Dataset extract.
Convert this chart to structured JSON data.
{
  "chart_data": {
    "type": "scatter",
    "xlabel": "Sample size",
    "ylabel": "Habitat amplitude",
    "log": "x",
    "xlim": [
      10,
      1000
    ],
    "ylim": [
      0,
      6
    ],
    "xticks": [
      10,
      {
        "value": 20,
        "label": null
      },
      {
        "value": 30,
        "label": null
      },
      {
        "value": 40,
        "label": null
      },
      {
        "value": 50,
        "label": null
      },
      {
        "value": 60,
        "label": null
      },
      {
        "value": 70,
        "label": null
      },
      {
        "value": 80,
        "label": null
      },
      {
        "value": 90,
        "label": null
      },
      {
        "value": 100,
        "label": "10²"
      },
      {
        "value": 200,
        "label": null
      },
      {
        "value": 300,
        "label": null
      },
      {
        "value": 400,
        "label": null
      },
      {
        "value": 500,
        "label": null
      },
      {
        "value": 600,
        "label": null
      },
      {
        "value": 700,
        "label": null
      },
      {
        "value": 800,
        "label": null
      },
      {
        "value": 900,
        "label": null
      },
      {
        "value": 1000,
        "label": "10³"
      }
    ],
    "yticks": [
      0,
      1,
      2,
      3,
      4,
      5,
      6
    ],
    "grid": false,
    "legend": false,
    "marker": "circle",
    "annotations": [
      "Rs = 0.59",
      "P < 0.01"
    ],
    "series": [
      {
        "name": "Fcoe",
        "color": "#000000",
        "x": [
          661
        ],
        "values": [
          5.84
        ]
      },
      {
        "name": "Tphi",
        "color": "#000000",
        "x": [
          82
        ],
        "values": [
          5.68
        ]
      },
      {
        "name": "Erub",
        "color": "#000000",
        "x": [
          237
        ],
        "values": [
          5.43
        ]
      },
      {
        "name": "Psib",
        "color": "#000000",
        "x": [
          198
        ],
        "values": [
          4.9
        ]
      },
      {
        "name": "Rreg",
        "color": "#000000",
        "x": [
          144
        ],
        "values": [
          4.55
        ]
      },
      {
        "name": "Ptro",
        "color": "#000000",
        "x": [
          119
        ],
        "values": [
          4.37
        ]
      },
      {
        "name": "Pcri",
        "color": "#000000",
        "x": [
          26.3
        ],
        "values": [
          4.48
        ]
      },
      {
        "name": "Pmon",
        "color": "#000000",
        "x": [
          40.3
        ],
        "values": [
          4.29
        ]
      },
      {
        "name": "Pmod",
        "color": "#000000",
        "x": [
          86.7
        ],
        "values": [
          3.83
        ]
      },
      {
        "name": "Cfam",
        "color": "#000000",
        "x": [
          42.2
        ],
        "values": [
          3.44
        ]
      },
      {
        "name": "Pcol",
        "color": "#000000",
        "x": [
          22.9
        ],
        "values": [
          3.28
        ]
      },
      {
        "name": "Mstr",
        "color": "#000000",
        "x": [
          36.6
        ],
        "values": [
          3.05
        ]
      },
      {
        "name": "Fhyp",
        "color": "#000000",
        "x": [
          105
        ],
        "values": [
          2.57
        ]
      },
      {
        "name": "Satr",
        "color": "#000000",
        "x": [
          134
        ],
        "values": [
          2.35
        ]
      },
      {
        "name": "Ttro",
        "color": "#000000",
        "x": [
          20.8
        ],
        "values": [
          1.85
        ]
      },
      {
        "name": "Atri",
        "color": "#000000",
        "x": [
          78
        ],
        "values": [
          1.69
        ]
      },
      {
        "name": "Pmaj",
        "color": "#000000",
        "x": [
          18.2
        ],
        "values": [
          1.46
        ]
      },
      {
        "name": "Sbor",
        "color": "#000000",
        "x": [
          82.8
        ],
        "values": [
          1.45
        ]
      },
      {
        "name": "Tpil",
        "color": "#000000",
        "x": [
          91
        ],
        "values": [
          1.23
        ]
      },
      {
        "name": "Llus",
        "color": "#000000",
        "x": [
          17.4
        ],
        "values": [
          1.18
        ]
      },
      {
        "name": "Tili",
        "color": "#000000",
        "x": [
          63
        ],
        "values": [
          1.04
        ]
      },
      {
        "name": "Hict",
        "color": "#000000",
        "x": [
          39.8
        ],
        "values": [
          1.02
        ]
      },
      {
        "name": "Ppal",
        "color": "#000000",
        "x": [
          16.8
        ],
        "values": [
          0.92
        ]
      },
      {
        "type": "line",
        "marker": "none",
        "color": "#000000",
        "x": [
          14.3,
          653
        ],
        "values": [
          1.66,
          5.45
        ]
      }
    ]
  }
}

Your objective.
Copy each line of the data exactly, leaving nothing out.

Final answer.
Convert this chart to structured JSON data.
{
  "chart_data": {
    "type": "scatter",
    "xlabel": "Sample size",
    "ylabel": "Habitat amplitude",
    "log": "x",
    "xlim": [
      10,
      1000
    ],
    "ylim": [
      0,
      6
    ],
    "xticks": [
      10,
      {
        "value": 20,
        "label": null
      },
      {
        "value": 30,
        "label": null
      },
      {
        "value": 40,
        "label": null
      },
      {
        "value": 50,
        "label": null
      },
      {
        "value": 60,
        "label": null
      },
      {
        "value": 70,
        "label": null
      },
      {
        "value": 80,
        "label": null
      },
      {
        "value": 90,
        "label": null
      },
      {
        "value": 100,
        "label": "10²"
      },
      {
        "value": 200,
        "label": null
      },
      {
        "value": 300,
        "label": null
      },
      {
        "value": 400,
        "label": null
      },
      {
        "value": 500,
        "label": null
      },
      {
        "value": 600,
        "label": null
      },
      {
        "value": 700,
        "label": null
      },
      {
        "value": 800,
        "label": null
      },
      {
        "value": 900,
        "label": null
      },
      {
        "value": 1000,
        "label": "10³"
      }
    ],
    "yticks": [
      0,
      1,
      2,
      3,
      4,
      5,
      6
    ],
    "grid": false,
    "legend": false,
    "marker": "circle",
    "annotations": [
      "Rs = 0.59",
      "P < 0.01"
    ],
    "series": [
      {
        "name": "Fcoe",
        "color": "#000000",
        "x": [
          661
        ],
        "values": [
          5.84
        ]
      },
      {
        "name": "Tphi",
        "color": "#000000",
        "x": [
          82
        ],
        "values": [
          5.68
        ]
      },
      {
        "name": "Erub",
        "color": "#000000",
        "x": [
          237
        ],
        "values": [
          5.43
        ]
      },
      {
        "name": "Psib",
        "color": "#000000",
        "x": [
          198
        ],
        "values": [
          4.9
        ]
      },
      {
        "name": "Rreg",
        "color": "#000000",
        "x": [
          144
        ],
        "values": [
          4.55
        ]
      },
      {
        "name": "Ptro",
        "color": "#000000",
        "x": [
          119
        ],
        "values": [
          4.37
        ]
      },
      {
        "name": "Pcri",
        "color": "#000000",
        "x": [
          26.3
        ],
        "values": [
          4.48
        ]
      },
      {
        "name": "Pmon",
        "color": "#000000",
        "x": [
          40.3
        ],
        "values": [
          4.29
        ]
      },
      {
        "name": "Pmod",
        "color": "#000000",
        "x": [
          86.7
        ],
        "values": [
          3.83
        ]
      },
      {
        "name": "Cfam",
        "color": "#000000",
        "x": [
          42.2
        ],
        "values": [
          3.44
        ]
      },
      {
        "name": "Pcol",
        "color": "#000000",
        "x": [
          22.9
        ],
        "values": [
          3.28
        ]
      },
      {
        "name": "Mstr",
        "color": "#000000",
        "x": [
          36.6
        ],
        "values": [
          3.05
        ]
      },
      {
        "name": "Fhyp",
        "color": "#000000",
        "x": [
          105
        ],
        "values": [
          2.57
        ]
      },
      {
        "name": "Satr",
        "color": "#000000",
        "x": [
          134
        ],
        "values": [
          2.35
        ]
      },
      {
        "name": "Ttro",
        "color": "#000000",
        "x": [
          20.8
        ],
        "values": [
          1.85
        ]
      },
      {
        "name": "Atri",
        "color": "#000000",
        "x": [
          78
        ],
        "values": [
          1.69
        ]
      },
      {
        "name": "Pmaj",
        "color": "#000000",
        "x": [
          18.2
        ],
        "values": [
          1.46
        ]
      },
      {
        "name": "Sbor",
        "color": "#000000",
        "x": [
          82.8
        ],
        "values": [
          1.45
        ]
      },
      {
        "name": "Tpil",
        "color": "#000000",
        "x": [
          91
        ],
        "values": [
          1.23
        ]
      },
      {
        "name": "Llus",
        "color": "#000000",
        "x": [
          17.4
        ],
        "values": [
          1.18
        ]
      },
      {
        "name": "Tili",
        "color": "#000000",
        "x": [
          63
        ],
        "values": [
          1.04
        ]
      },
      {
        "name": "Hict",
        "color": "#000000",
        "x": [
          39.8
        ],
        "values": [
          1.02
        ]
      },
      {
        "name": "Ppal",
        "color": "#000000",
        "x": [
          16.8
        ],
        "values": [
          0.92
        ]
      },
      {
        "type": "line",
        "marker": "none",
        "color": "#000000",
        "x": [
          14.3,
          653
        ],
        "values": [
          1.66,
          5.45
        ]
      }
    ]
  }
}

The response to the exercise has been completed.